> **YOUR GOAL**: Find the lines that contain the word "frac" and copy each one.

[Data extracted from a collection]
-------------------------

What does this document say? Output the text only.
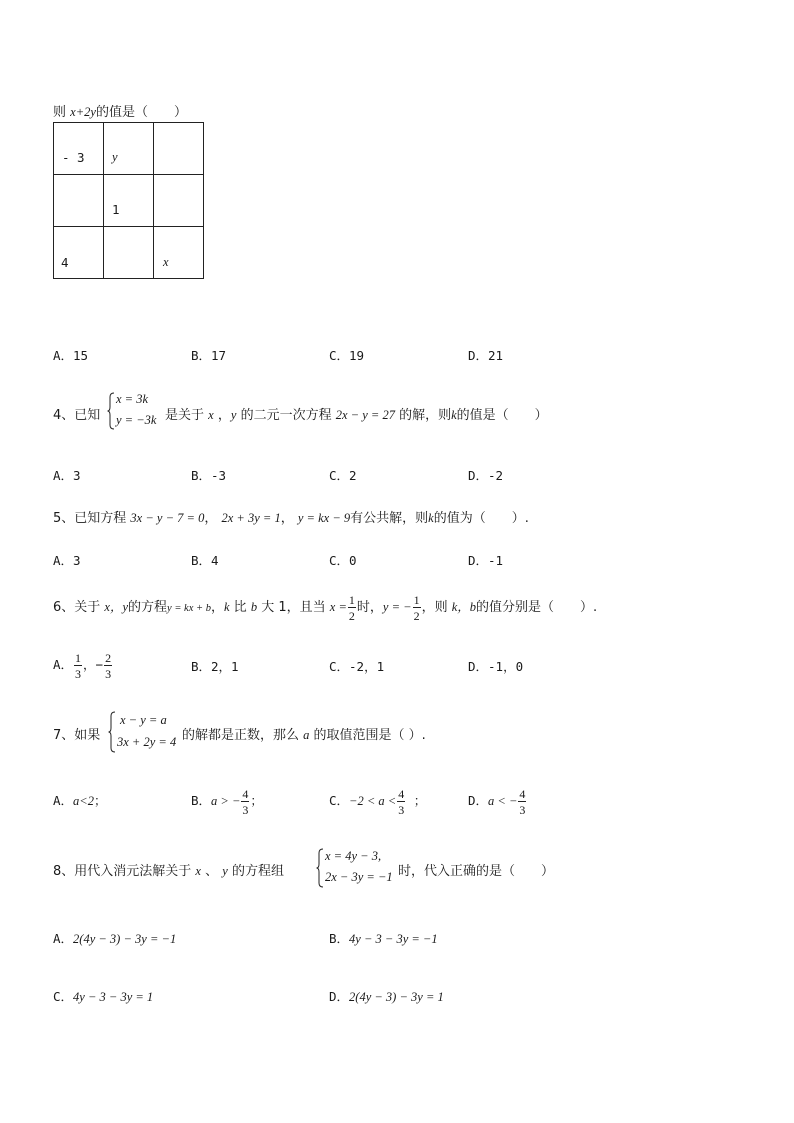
则 x+2y的值是（　　）
- 3	y	

	1	

4		x
A．15	B．17	C．19	D．21
4、已知
x = 3k
y = −3k 是关于 x ，y 的二元一次方程 2x − y = 27 的解，则k的值是（　　）
A．3	B．-3	C．2	D．-2
5、已知方程 3x − y − 7 = 0， 2x + 3y = 1， y = kx − 9有公共解，则k的值为（　　）.
A．3	B．4	C．0	D．-1
6、关于 x，y的方程y = kx + b，k 比 b 大 1，且当 $x = \frac{1}{2}$ 时，y = − $\frac{1}{2}$ ，则 k，b的值分别是（　　）.
A． $\frac{1}{3}$ ，− $\frac{2}{3}$	B．2，1	C．-2，1	D．-1，0
7、如果
x − y = a
3x + 2y = 4 的解都是正数，那么 a 的取值范围是（ ）.
A．a<2；	B．a > − $\frac{4}{3}$ ；	C．$-2 < a < \frac{4}{3}$ ；	D．a < − $\frac{4}{3}$
8、用代入消元法解关于 x 、 y 的方程组
x = 4y − 3,
2x − 3y = −1 时，代入正确的是（　　）
A．2(4y − 3) − 3y = −1	B．4y − 3 − 3y = −1
C．4y − 3 − 3y = 1	D．2(4y − 3) − 3y = 1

-------------------------

> **ANSWER**:
6、关于 x，y的方程y = kx + b，k 比 b 大 1，且当 $x = \frac{1}{2}$ 时，y = − $\frac{1}{2}$ ，则 k，b的值分别是（　　）.
A． $\frac{1}{3}$ ，− $\frac{2}{3}$	B．2，1	C．-2，1	D．-1，0
A．a<2；	B．a > − $\frac{4}{3}$ ；	C．$-2 < a < \frac{4}{3}$ ；	D．a < − $\frac{4}{3}$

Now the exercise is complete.